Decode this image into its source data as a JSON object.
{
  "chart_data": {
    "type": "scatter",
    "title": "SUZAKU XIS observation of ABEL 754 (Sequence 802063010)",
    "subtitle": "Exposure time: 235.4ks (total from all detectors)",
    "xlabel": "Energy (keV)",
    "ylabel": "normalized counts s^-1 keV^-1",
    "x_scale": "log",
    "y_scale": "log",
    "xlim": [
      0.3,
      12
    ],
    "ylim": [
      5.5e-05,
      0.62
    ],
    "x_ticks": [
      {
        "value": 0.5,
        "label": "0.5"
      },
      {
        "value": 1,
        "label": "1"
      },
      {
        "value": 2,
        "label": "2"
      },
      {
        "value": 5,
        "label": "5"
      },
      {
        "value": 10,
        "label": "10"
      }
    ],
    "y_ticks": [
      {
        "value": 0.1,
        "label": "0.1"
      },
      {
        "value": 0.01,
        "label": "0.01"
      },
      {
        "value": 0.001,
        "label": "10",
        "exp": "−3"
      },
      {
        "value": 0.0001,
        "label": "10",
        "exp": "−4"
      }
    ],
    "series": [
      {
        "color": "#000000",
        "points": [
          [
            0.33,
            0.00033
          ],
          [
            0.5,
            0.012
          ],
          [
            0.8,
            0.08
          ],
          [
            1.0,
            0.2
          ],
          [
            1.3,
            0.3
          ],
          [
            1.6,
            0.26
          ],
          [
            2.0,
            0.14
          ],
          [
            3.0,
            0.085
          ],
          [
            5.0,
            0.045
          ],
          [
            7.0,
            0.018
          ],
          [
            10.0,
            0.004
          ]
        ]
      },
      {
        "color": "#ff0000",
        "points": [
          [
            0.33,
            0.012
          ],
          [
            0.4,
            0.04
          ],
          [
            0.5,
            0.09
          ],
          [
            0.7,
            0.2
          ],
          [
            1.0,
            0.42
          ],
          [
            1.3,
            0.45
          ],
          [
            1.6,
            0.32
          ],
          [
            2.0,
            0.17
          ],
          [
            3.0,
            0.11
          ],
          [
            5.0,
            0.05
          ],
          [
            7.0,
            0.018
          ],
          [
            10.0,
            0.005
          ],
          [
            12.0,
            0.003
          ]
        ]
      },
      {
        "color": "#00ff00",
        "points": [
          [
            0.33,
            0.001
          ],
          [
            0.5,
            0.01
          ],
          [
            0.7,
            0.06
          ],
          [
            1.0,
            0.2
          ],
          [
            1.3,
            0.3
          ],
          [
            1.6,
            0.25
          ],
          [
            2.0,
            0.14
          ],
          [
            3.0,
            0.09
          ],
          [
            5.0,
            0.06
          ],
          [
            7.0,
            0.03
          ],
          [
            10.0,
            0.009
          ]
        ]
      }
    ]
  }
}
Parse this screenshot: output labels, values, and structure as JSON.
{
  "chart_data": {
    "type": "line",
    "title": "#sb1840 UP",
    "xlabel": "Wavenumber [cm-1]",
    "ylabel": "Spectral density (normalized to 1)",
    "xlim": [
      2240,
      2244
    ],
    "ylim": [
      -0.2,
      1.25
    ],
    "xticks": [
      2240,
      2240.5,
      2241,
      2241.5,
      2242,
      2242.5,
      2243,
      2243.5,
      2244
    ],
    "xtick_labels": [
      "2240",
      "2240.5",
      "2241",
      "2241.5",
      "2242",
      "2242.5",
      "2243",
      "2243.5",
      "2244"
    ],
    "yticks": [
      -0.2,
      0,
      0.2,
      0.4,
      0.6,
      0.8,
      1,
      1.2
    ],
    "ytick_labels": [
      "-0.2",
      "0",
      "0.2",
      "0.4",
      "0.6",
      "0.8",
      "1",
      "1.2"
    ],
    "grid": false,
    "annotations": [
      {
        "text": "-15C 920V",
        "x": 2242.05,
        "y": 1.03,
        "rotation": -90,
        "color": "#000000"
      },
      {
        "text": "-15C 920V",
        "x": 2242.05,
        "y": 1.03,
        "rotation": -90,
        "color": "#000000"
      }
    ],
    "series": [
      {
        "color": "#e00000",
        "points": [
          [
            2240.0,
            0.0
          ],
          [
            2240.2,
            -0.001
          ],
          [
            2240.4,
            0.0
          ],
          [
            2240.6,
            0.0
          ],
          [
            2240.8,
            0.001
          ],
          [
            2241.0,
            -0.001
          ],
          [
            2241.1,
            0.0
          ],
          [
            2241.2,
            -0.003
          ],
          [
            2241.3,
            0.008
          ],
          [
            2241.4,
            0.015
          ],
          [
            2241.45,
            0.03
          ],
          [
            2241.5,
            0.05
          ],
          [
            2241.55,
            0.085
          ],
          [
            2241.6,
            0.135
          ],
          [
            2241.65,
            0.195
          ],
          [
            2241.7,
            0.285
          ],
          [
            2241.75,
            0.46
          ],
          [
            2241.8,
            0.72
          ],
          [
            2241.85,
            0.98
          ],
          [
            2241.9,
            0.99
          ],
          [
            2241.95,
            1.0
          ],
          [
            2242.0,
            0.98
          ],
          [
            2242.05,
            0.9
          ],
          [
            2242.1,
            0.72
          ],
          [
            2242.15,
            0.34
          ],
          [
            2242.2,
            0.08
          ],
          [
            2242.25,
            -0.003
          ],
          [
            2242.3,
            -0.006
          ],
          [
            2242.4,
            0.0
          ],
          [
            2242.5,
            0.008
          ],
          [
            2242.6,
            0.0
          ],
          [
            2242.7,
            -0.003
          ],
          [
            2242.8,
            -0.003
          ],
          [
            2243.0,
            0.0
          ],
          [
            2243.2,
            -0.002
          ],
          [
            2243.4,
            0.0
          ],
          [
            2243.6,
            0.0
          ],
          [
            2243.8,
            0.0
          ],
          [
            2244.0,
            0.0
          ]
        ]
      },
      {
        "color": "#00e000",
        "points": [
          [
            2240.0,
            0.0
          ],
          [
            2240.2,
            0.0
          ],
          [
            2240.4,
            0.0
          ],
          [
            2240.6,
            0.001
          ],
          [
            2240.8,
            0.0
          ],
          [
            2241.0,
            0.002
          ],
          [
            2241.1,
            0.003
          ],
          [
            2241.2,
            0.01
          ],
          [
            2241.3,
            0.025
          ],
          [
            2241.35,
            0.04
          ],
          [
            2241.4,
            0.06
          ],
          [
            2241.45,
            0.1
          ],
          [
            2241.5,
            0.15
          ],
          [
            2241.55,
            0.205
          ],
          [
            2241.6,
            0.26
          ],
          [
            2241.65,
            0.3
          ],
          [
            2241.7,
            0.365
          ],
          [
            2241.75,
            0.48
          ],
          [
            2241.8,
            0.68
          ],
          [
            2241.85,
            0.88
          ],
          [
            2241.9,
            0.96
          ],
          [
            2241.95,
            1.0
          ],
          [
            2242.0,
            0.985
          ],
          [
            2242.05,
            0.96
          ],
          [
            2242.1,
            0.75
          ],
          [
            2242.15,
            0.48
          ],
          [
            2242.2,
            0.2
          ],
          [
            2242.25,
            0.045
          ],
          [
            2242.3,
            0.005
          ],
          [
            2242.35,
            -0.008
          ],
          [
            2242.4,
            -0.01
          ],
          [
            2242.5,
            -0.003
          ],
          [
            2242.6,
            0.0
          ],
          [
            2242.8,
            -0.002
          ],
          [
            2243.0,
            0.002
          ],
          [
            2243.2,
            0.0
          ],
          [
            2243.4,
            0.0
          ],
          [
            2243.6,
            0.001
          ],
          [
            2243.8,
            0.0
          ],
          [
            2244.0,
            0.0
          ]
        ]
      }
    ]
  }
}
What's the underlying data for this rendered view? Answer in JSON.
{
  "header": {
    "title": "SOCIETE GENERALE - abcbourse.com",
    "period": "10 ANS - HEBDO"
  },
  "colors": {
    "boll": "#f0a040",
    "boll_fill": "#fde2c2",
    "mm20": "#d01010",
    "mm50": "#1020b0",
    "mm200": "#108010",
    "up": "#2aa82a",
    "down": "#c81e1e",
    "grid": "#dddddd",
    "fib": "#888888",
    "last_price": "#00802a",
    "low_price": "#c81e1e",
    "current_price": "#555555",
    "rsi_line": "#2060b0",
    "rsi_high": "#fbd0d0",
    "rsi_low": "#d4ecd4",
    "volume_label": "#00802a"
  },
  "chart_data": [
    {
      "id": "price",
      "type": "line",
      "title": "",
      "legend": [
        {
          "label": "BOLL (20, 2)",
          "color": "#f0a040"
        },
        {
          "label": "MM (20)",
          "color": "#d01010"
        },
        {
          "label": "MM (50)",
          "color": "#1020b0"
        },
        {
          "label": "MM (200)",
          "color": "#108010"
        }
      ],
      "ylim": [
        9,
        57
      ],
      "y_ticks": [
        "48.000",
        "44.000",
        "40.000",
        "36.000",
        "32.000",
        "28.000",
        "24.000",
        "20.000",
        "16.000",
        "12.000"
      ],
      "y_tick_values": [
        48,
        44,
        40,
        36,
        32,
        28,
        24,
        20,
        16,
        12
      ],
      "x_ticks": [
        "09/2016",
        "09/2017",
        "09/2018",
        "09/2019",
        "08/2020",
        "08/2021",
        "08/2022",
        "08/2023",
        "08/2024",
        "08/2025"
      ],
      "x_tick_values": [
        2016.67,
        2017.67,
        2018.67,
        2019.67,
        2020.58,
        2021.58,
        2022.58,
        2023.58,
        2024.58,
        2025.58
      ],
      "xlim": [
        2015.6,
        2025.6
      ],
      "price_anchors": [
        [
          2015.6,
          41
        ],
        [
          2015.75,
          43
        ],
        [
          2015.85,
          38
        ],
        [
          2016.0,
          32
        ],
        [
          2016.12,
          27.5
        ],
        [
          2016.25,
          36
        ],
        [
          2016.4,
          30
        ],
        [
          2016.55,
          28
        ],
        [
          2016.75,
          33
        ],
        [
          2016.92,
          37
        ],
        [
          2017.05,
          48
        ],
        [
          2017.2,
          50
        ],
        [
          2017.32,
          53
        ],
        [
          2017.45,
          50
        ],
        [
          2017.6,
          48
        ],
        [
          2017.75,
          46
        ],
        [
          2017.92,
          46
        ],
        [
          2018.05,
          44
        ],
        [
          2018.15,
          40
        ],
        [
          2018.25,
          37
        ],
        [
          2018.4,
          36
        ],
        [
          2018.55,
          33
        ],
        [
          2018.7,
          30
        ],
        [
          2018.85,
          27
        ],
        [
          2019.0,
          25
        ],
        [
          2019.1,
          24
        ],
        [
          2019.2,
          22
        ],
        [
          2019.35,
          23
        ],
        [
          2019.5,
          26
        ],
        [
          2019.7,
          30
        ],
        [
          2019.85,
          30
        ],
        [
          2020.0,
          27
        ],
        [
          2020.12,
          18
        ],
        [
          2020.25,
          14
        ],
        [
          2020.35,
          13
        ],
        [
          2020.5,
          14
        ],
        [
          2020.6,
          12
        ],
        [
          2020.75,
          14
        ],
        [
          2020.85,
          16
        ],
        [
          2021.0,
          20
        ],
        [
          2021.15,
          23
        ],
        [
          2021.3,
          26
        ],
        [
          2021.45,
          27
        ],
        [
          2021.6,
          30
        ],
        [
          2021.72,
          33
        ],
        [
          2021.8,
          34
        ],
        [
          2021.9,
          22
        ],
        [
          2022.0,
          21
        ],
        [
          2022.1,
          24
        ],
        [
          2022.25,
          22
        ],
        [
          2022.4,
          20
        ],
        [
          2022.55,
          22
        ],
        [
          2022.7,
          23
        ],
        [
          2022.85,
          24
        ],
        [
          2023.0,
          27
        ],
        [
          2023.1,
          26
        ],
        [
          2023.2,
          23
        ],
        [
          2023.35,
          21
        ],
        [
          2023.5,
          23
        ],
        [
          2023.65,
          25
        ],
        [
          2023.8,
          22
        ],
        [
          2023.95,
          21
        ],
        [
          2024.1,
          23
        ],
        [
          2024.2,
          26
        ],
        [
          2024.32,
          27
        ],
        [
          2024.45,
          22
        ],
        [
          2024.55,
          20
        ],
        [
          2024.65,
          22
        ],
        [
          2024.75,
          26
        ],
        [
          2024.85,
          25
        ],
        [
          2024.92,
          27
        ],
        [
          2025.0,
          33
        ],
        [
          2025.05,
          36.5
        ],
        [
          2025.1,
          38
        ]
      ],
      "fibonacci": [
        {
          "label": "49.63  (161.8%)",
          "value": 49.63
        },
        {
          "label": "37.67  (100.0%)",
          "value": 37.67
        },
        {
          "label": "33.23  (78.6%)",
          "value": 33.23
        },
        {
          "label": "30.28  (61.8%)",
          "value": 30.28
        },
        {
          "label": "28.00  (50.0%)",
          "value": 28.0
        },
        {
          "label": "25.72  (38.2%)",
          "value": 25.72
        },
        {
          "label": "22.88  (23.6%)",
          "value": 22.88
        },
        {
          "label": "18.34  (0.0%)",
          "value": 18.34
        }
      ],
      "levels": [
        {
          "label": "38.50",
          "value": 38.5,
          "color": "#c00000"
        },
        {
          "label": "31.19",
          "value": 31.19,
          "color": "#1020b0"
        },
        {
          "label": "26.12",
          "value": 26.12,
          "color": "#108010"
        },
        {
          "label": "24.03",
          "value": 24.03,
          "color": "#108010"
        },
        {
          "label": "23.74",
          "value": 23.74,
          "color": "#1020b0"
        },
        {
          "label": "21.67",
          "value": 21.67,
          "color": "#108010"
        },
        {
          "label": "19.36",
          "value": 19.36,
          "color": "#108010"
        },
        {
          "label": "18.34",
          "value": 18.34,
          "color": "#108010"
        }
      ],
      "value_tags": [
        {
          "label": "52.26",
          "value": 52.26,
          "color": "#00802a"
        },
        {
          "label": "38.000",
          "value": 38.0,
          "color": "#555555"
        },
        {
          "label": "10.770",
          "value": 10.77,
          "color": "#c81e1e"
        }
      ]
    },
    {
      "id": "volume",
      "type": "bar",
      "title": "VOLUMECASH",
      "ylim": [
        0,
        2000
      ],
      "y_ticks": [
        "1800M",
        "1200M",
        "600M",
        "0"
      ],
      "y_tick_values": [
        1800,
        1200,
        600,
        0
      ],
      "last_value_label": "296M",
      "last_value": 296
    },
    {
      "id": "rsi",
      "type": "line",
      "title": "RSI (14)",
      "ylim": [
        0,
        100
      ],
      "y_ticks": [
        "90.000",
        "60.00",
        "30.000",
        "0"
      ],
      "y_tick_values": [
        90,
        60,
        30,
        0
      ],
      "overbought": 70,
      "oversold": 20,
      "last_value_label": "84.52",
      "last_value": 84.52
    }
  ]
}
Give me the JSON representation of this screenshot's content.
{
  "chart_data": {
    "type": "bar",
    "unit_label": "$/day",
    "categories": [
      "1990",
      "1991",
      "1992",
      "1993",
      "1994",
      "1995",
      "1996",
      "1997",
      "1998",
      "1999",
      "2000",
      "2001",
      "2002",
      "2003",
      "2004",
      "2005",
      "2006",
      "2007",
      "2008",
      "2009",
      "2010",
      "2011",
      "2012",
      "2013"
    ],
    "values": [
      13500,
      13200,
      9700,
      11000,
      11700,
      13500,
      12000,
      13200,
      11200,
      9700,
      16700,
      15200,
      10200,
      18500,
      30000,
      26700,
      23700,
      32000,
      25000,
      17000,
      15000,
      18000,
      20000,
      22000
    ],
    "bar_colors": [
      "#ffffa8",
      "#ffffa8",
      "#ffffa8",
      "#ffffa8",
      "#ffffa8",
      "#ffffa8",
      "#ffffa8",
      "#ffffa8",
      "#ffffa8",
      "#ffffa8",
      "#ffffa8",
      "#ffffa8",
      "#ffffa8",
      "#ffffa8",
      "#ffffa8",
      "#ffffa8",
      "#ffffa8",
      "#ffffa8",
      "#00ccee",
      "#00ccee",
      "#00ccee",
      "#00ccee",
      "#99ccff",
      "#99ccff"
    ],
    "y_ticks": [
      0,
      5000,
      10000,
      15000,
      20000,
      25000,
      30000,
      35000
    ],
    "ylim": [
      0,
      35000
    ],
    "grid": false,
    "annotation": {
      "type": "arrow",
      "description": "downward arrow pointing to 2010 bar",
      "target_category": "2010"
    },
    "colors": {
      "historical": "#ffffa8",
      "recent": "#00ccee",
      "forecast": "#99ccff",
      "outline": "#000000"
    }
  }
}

*WHAT IS NEEDED:*
Reply with nothing but the number of lines in the data above that contain "arrow".

*EXERCISE SOLUTION:*
2